_WHAT IS NEEDED_
Print the entries verbatim, leaving out the images they contain.

>> Begin EXERCISE MATERIAL

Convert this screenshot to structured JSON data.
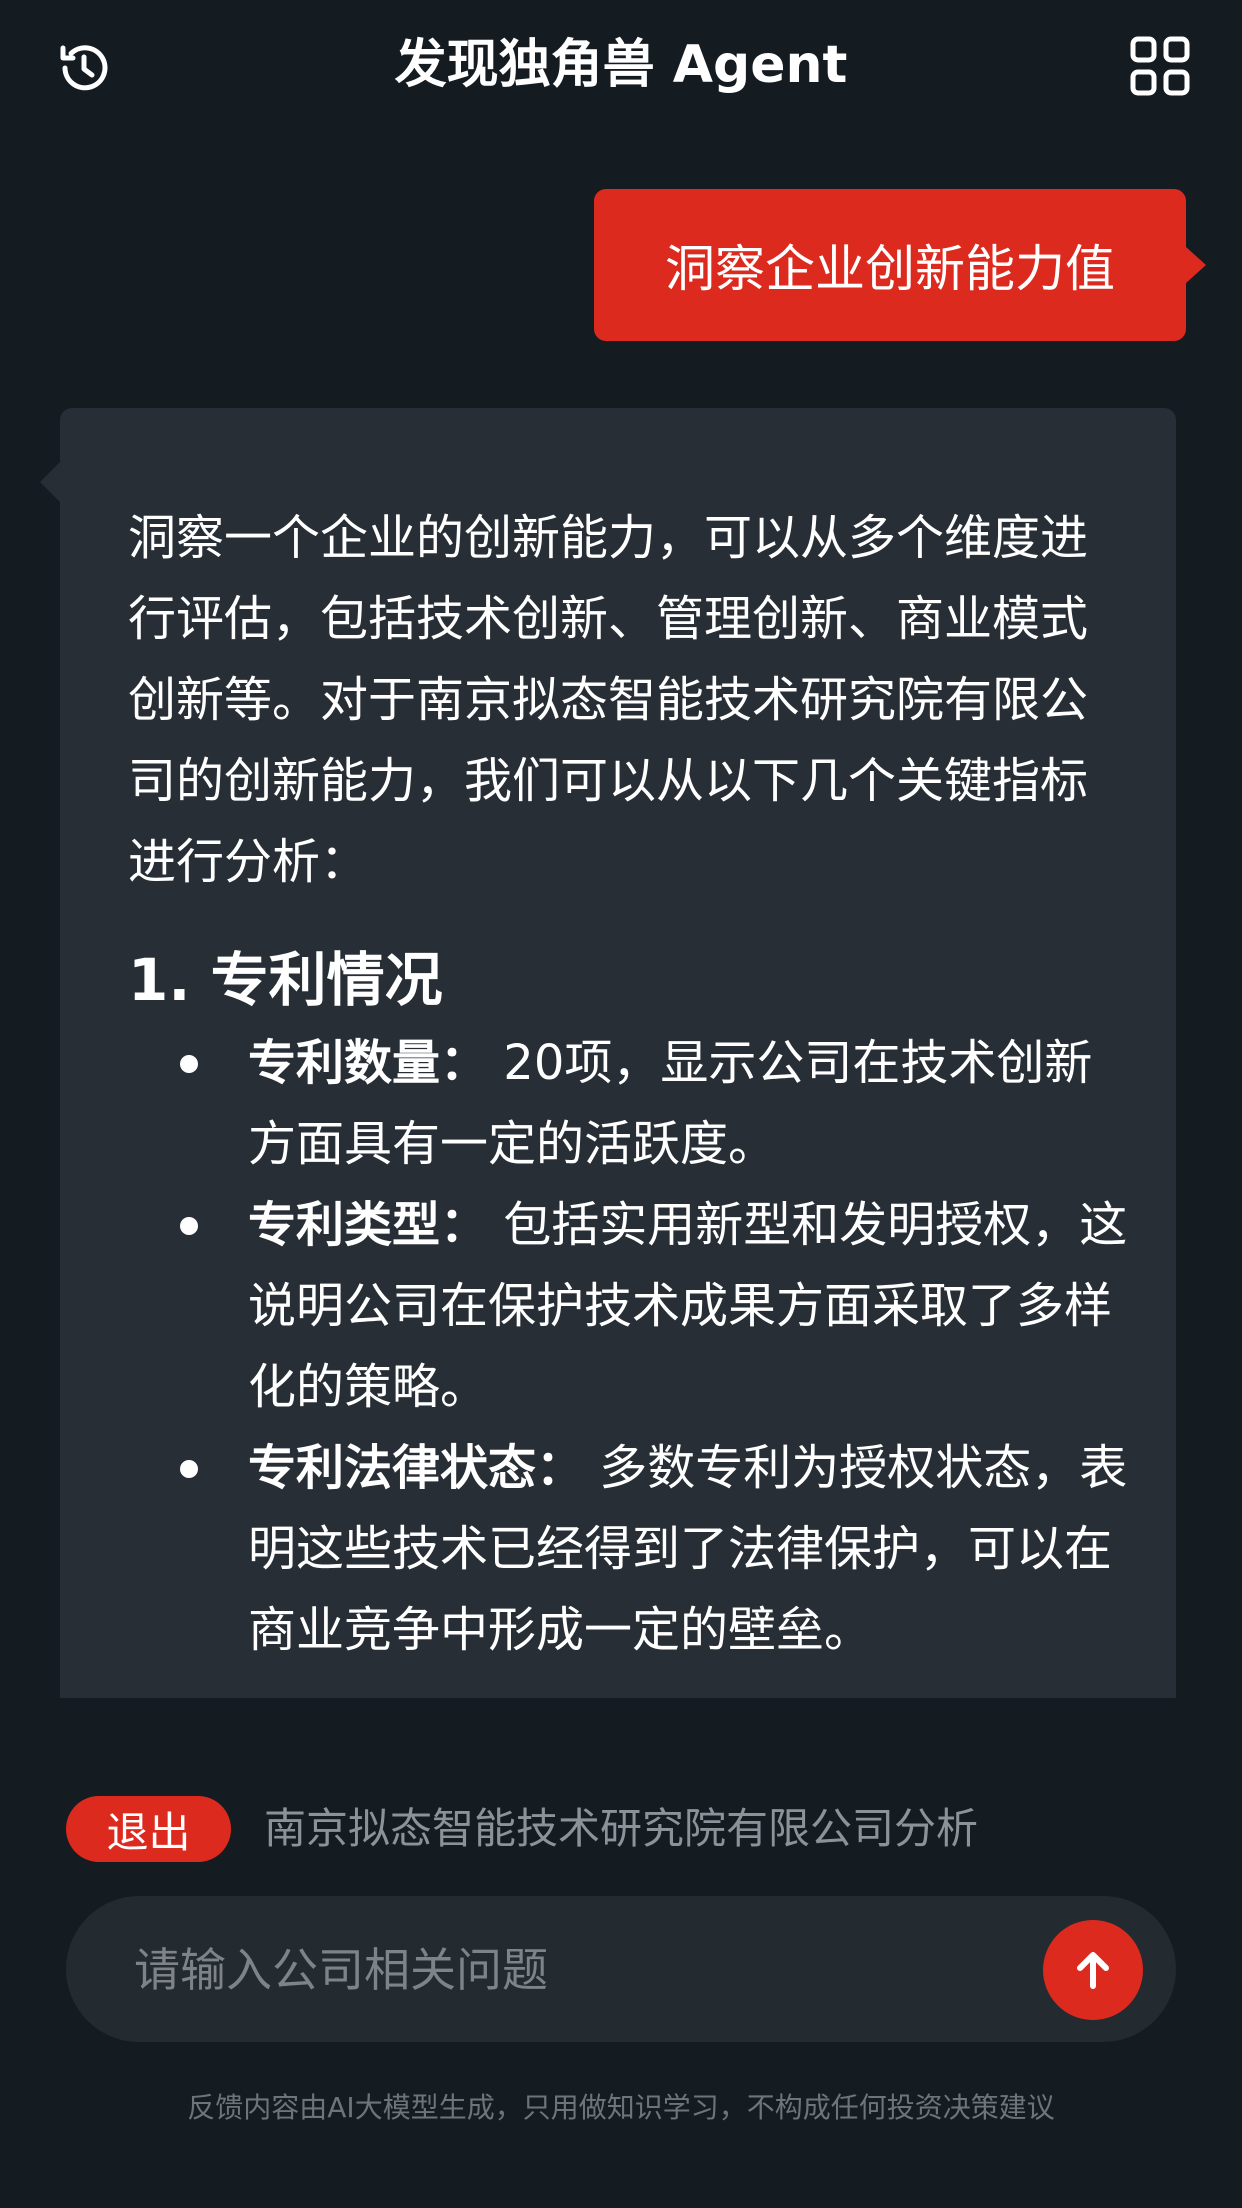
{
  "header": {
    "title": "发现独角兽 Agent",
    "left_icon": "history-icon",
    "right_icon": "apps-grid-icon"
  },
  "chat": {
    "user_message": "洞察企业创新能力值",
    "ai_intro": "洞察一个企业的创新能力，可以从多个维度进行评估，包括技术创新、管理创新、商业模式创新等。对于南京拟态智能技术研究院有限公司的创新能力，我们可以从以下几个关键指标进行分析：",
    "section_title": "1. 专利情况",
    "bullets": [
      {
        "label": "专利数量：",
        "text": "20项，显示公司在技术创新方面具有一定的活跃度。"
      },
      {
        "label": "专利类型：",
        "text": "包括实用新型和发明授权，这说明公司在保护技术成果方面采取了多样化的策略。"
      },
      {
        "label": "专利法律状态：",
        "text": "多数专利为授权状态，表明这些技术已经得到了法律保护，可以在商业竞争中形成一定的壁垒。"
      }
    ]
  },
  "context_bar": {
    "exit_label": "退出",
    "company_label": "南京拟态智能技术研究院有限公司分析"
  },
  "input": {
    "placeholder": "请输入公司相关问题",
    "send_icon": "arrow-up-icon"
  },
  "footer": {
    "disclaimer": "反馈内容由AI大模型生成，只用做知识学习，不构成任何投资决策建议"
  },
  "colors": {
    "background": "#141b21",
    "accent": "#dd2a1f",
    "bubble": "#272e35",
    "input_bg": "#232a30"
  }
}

>> End EXERCISE MATERIAL

_EXERCISE ANSWER_
Convert this screenshot to structured JSON data.
{
  "header": {
    "title": "发现独角兽 Agent",
    "left_icon": "history-icon",
    "right_icon": "apps-grid-icon"
  },
  "chat": {
    "user_message": "洞察企业创新能力值",
    "ai_intro": "洞察一个企业的创新能力，可以从多个维度进行评估，包括技术创新、管理创新、商业模式创新等。对于南京拟态智能技术研究院有限公司的创新能力，我们可以从以下几个关键指标进行分析：",
    "section_title": "1. 专利情况",
    "bullets": [
      {
        "label": "专利数量：",
        "text": "20项，显示公司在技术创新方面具有一定的活跃度。"
      },
      {
        "label": "专利类型：",
        "text": "包括实用新型和发明授权，这说明公司在保护技术成果方面采取了多样化的策略。"
      },
      {
        "label": "专利法律状态：",
        "text": "多数专利为授权状态，表明这些技术已经得到了法律保护，可以在商业竞争中形成一定的壁垒。"
      }
    ]
  },
  "context_bar": {
    "exit_label": "退出",
    "company_label": "南京拟态智能技术研究院有限公司分析"
  },
  "input": {
    "placeholder": "请输入公司相关问题",
    "send_icon": "arrow-up-icon"
  },
  "footer": {
    "disclaimer": "反馈内容由AI大模型生成，只用做知识学习，不构成任何投资决策建议"
  },
  "colors": {
    "background": "#141b21",
    "accent": "#dd2a1f",
    "bubble": "#272e35",
    "input_bg": "#232a30"
  }
}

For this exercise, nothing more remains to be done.